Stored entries

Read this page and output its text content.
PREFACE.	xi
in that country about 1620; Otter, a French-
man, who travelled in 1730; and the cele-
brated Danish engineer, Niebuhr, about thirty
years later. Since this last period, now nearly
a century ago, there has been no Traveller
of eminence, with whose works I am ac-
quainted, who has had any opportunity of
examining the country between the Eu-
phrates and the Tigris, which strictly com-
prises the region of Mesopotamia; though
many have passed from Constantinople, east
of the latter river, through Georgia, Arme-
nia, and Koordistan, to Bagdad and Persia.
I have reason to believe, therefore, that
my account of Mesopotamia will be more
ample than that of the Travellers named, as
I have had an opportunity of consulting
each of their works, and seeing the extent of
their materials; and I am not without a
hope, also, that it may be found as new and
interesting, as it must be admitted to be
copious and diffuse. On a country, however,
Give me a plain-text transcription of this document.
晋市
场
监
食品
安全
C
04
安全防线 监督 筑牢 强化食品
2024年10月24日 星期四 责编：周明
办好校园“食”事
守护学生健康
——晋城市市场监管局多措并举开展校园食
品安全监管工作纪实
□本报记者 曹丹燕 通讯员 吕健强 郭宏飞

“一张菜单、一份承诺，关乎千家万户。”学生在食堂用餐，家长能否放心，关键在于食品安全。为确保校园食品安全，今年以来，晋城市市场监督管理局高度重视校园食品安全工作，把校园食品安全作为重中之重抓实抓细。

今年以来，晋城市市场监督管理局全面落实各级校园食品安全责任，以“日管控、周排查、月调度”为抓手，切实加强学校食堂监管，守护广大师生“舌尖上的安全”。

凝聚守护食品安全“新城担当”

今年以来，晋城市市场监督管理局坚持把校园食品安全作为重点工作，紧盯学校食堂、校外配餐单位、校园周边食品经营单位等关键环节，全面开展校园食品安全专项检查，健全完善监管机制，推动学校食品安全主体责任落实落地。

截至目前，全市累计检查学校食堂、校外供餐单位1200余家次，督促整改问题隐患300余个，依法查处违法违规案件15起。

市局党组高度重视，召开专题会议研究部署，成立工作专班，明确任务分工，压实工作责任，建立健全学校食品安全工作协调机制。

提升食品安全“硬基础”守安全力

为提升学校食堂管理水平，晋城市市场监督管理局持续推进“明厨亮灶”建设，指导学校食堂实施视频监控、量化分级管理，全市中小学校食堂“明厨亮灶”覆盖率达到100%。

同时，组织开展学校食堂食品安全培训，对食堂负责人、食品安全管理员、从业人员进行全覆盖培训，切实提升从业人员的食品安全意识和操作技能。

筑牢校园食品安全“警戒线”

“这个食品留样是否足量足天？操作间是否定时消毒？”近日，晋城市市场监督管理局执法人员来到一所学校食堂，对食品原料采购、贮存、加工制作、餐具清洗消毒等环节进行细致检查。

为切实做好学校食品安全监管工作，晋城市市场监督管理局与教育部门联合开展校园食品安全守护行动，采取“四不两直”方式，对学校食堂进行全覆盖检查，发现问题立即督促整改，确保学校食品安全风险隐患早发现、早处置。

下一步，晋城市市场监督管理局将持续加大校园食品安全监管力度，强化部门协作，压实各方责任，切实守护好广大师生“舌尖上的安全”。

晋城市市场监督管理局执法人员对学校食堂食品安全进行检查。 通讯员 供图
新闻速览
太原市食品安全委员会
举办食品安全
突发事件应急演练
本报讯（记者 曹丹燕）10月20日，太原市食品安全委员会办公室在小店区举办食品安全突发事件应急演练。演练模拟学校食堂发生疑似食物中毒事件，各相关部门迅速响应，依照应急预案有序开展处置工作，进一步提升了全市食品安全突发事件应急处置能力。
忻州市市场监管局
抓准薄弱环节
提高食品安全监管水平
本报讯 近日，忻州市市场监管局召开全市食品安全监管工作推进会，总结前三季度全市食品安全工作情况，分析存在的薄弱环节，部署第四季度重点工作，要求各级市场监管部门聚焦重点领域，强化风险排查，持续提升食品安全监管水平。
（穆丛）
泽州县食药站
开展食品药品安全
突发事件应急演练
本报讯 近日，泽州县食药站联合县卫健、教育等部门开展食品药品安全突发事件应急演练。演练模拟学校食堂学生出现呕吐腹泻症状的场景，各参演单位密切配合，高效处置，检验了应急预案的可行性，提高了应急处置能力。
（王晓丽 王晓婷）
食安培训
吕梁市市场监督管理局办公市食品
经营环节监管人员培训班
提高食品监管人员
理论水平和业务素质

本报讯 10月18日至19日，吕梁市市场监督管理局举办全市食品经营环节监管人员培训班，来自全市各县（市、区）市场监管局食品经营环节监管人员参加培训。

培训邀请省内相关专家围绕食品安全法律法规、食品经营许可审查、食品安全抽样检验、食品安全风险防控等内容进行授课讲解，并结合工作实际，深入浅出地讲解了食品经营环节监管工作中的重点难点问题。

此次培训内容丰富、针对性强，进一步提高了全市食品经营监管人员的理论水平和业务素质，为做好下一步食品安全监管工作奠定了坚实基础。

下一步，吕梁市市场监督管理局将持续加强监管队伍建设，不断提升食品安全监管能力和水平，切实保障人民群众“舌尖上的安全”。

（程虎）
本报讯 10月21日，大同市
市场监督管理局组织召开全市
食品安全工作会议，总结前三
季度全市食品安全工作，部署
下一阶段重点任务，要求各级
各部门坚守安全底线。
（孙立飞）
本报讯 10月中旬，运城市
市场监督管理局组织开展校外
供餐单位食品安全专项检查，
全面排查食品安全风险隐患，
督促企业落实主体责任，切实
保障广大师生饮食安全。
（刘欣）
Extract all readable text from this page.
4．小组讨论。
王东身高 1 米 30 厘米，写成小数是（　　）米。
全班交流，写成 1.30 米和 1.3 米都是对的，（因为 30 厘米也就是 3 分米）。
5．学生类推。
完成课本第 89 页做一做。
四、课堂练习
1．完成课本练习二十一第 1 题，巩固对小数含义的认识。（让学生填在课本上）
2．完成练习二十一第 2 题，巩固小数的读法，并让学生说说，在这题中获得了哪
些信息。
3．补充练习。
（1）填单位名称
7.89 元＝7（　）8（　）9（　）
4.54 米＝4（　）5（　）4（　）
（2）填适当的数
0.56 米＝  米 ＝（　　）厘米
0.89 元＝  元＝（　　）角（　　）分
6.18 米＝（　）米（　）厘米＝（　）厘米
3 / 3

Problem description | Word for word, quote all of the data above.

Written reply |
Read this page and output its text content.
PREFACE.	xi
in that country about 1620; Otter, a French-
man, who travelled in 1730; and the cele-
brated Danish engineer, Niebuhr, about thirty
years later. Since this last period, now nearly
a century ago, there has been no Traveller
of eminence, with whose works I am ac-
quainted, who has had any opportunity of
examining the country between the Eu-
phrates and the Tigris, which strictly com-
prises the region of Mesopotamia; though
many have passed from Constantinople, east
of the latter river, through Georgia, Arme-
nia, and Koordistan, to Bagdad and Persia.
I have reason to believe, therefore, that
my account of Mesopotamia will be more
ample than that of the Travellers named, as
I have had an opportunity of consulting
each of their works, and seeing the extent of
their materials; and I am not without a
hope, also, that it may be found as new and
interesting, as it must be admitted to be
copious and diffuse. On a country, however,
Give me a plain-text transcription of this document.
晋市
场
监
食品
安全
C
04
安全防线 监督 筑牢 强化食品
2024年10月24日 星期四 责编：周明
办好校园“食”事
守护学生健康
——晋城市市场监管局多措并举开展校园食
品安全监管工作纪实
□本报记者 曹丹燕 通讯员 吕健强 郭宏飞

“一张菜单、一份承诺，关乎千家万户。”学生在食堂用餐，家长能否放心，关键在于食品安全。为确保校园食品安全，今年以来，晋城市市场监督管理局高度重视校园食品安全工作，把校园食品安全作为重中之重抓实抓细。

今年以来，晋城市市场监督管理局全面落实各级校园食品安全责任，以“日管控、周排查、月调度”为抓手，切实加强学校食堂监管，守护广大师生“舌尖上的安全”。

凝聚守护食品安全“新城担当”

今年以来，晋城市市场监督管理局坚持把校园食品安全作为重点工作，紧盯学校食堂、校外配餐单位、校园周边食品经营单位等关键环节，全面开展校园食品安全专项检查，健全完善监管机制，推动学校食品安全主体责任落实落地。

截至目前，全市累计检查学校食堂、校外供餐单位1200余家次，督促整改问题隐患300余个，依法查处违法违规案件15起。

市局党组高度重视，召开专题会议研究部署，成立工作专班，明确任务分工，压实工作责任，建立健全学校食品安全工作协调机制。

提升食品安全“硬基础”守安全力

为提升学校食堂管理水平，晋城市市场监督管理局持续推进“明厨亮灶”建设，指导学校食堂实施视频监控、量化分级管理，全市中小学校食堂“明厨亮灶”覆盖率达到100%。

同时，组织开展学校食堂食品安全培训，对食堂负责人、食品安全管理员、从业人员进行全覆盖培训，切实提升从业人员的食品安全意识和操作技能。

筑牢校园食品安全“警戒线”

“这个食品留样是否足量足天？操作间是否定时消毒？”近日，晋城市市场监督管理局执法人员来到一所学校食堂，对食品原料采购、贮存、加工制作、餐具清洗消毒等环节进行细致检查。

为切实做好学校食品安全监管工作，晋城市市场监督管理局与教育部门联合开展校园食品安全守护行动，采取“四不两直”方式，对学校食堂进行全覆盖检查，发现问题立即督促整改，确保学校食品安全风险隐患早发现、早处置。

下一步，晋城市市场监督管理局将持续加大校园食品安全监管力度，强化部门协作，压实各方责任，切实守护好广大师生“舌尖上的安全”。

晋城市市场监督管理局执法人员对学校食堂食品安全进行检查。 通讯员 供图
新闻速览
太原市食品安全委员会
举办食品安全
突发事件应急演练
本报讯（记者 曹丹燕）10月20日，太原市食品安全委员会办公室在小店区举办食品安全突发事件应急演练。演练模拟学校食堂发生疑似食物中毒事件，各相关部门迅速响应，依照应急预案有序开展处置工作，进一步提升了全市食品安全突发事件应急处置能力。
忻州市市场监管局
抓准薄弱环节
提高食品安全监管水平
本报讯 近日，忻州市市场监管局召开全市食品安全监管工作推进会，总结前三季度全市食品安全工作情况，分析存在的薄弱环节，部署第四季度重点工作，要求各级市场监管部门聚焦重点领域，强化风险排查，持续提升食品安全监管水平。
（穆丛）
泽州县食药站
开展食品药品安全
突发事件应急演练
本报讯 近日，泽州县食药站联合县卫健、教育等部门开展食品药品安全突发事件应急演练。演练模拟学校食堂学生出现呕吐腹泻症状的场景，各参演单位密切配合，高效处置，检验了应急预案的可行性，提高了应急处置能力。
（王晓丽 王晓婷）
食安培训
吕梁市市场监督管理局办公市食品
经营环节监管人员培训班
提高食品监管人员
理论水平和业务素质

本报讯 10月18日至19日，吕梁市市场监督管理局举办全市食品经营环节监管人员培训班，来自全市各县（市、区）市场监管局食品经营环节监管人员参加培训。

培训邀请省内相关专家围绕食品安全法律法规、食品经营许可审查、食品安全抽样检验、食品安全风险防控等内容进行授课讲解，并结合工作实际，深入浅出地讲解了食品经营环节监管工作中的重点难点问题。

此次培训内容丰富、针对性强，进一步提高了全市食品经营监管人员的理论水平和业务素质，为做好下一步食品安全监管工作奠定了坚实基础。

下一步，吕梁市市场监督管理局将持续加强监管队伍建设，不断提升食品安全监管能力和水平，切实保障人民群众“舌尖上的安全”。

（程虎）
本报讯 10月21日，大同市
市场监督管理局组织召开全市
食品安全工作会议，总结前三
季度全市食品安全工作，部署
下一阶段重点任务，要求各级
各部门坚守安全底线。
（孙立飞）
本报讯 10月中旬，运城市
市场监督管理局组织开展校外
供餐单位食品安全专项检查，
全面排查食品安全风险隐患，
督促企业落实主体责任，切实
保障广大师生饮食安全。
（刘欣）
Extract all readable text from this page.
4．小组讨论。
王东身高 1 米 30 厘米，写成小数是（　　）米。
全班交流，写成 1.30 米和 1.3 米都是对的，（因为 30 厘米也就是 3 分米）。
5．学生类推。
完成课本第 89 页做一做。
四、课堂练习
1．完成课本练习二十一第 1 题，巩固对小数含义的认识。（让学生填在课本上）
2．完成练习二十一第 2 题，巩固小数的读法，并让学生说说，在这题中获得了哪
些信息。
3．补充练习。
（1）填单位名称
7.89 元＝7（　）8（　）9（　）
4.54 米＝4（　）5（　）4（　）
（2）填适当的数
0.56 米＝  米 ＝（　　）厘米
0.89 元＝  元＝（　　）角（　　）分
6.18 米＝（　）米（　）厘米＝（　）厘米
3 / 3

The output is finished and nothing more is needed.